▶ _Work to do_:
Write out the records below word for word, please.

▶ _Provided material_:
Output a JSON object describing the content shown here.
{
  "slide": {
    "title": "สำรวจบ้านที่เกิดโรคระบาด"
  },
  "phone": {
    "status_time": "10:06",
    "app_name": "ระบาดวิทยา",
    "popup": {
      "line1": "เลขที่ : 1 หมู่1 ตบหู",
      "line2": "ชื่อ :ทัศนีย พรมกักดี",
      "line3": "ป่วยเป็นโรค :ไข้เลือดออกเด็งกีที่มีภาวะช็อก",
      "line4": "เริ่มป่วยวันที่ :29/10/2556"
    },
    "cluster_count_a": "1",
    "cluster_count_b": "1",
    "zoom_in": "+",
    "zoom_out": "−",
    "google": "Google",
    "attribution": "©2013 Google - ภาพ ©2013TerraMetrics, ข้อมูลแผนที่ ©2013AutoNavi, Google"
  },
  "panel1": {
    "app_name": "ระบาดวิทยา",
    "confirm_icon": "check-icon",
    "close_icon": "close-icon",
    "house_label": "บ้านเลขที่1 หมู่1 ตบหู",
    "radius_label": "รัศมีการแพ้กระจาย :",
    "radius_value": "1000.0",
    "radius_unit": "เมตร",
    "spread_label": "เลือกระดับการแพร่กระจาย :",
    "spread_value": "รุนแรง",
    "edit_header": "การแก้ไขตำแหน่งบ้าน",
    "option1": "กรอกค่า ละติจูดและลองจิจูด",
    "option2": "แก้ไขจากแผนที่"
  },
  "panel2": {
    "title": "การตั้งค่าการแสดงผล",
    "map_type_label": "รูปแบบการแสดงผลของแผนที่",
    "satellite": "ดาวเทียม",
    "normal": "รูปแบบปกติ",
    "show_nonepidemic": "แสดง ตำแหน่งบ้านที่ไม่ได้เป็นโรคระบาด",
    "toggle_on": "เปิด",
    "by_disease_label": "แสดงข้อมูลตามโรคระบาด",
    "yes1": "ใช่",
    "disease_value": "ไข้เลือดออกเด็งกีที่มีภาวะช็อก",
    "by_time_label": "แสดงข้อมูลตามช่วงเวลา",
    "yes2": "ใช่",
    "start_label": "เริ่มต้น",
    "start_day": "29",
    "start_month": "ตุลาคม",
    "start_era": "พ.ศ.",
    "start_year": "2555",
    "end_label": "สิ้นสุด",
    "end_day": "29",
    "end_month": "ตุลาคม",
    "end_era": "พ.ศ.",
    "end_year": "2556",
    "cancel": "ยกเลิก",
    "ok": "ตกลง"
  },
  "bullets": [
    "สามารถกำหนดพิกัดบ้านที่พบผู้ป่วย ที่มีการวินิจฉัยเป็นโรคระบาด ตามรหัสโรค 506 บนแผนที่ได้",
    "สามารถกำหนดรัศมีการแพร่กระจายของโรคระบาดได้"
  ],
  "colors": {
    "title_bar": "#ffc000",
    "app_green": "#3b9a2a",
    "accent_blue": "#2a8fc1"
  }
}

▶ _Exercise solution_:
Output a JSON object describing the content shown here.
{
  "slide": {
    "title": "สำรวจบ้านที่เกิดโรคระบาด"
  },
  "phone": {
    "status_time": "10:06",
    "app_name": "ระบาดวิทยา",
    "popup": {
      "line1": "เลขที่ : 1 หมู่1 ตบหู",
      "line2": "ชื่อ :ทัศนีย พรมกักดี",
      "line3": "ป่วยเป็นโรค :ไข้เลือดออกเด็งกีที่มีภาวะช็อก",
      "line4": "เริ่มป่วยวันที่ :29/10/2556"
    },
    "cluster_count_a": "1",
    "cluster_count_b": "1",
    "zoom_in": "+",
    "zoom_out": "−",
    "google": "Google",
    "attribution": "©2013 Google - ภาพ ©2013TerraMetrics, ข้อมูลแผนที่ ©2013AutoNavi, Google"
  },
  "panel1": {
    "app_name": "ระบาดวิทยา",
    "confirm_icon": "check-icon",
    "close_icon": "close-icon",
    "house_label": "บ้านเลขที่1 หมู่1 ตบหู",
    "radius_label": "รัศมีการแพ้กระจาย :",
    "radius_value": "1000.0",
    "radius_unit": "เมตร",
    "spread_label": "เลือกระดับการแพร่กระจาย :",
    "spread_value": "รุนแรง",
    "edit_header": "การแก้ไขตำแหน่งบ้าน",
    "option1": "กรอกค่า ละติจูดและลองจิจูด",
    "option2": "แก้ไขจากแผนที่"
  },
  "panel2": {
    "title": "การตั้งค่าการแสดงผล",
    "map_type_label": "รูปแบบการแสดงผลของแผนที่",
    "satellite": "ดาวเทียม",
    "normal": "รูปแบบปกติ",
    "show_nonepidemic": "แสดง ตำแหน่งบ้านที่ไม่ได้เป็นโรคระบาด",
    "toggle_on": "เปิด",
    "by_disease_label": "แสดงข้อมูลตามโรคระบาด",
    "yes1": "ใช่",
    "disease_value": "ไข้เลือดออกเด็งกีที่มีภาวะช็อก",
    "by_time_label": "แสดงข้อมูลตามช่วงเวลา",
    "yes2": "ใช่",
    "start_label": "เริ่มต้น",
    "start_day": "29",
    "start_month": "ตุลาคม",
    "start_era": "พ.ศ.",
    "start_year": "2555",
    "end_label": "สิ้นสุด",
    "end_day": "29",
    "end_month": "ตุลาคม",
    "end_era": "พ.ศ.",
    "end_year": "2556",
    "cancel": "ยกเลิก",
    "ok": "ตกลง"
  },
  "bullets": [
    "สามารถกำหนดพิกัดบ้านที่พบผู้ป่วย ที่มีการวินิจฉัยเป็นโรคระบาด ตามรหัสโรค 506 บนแผนที่ได้",
    "สามารถกำหนดรัศมีการแพร่กระจายของโรคระบาดได้"
  ],
  "colors": {
    "title_bar": "#ffc000",
    "app_green": "#3b9a2a",
    "accent_blue": "#2a8fc1"
  }
}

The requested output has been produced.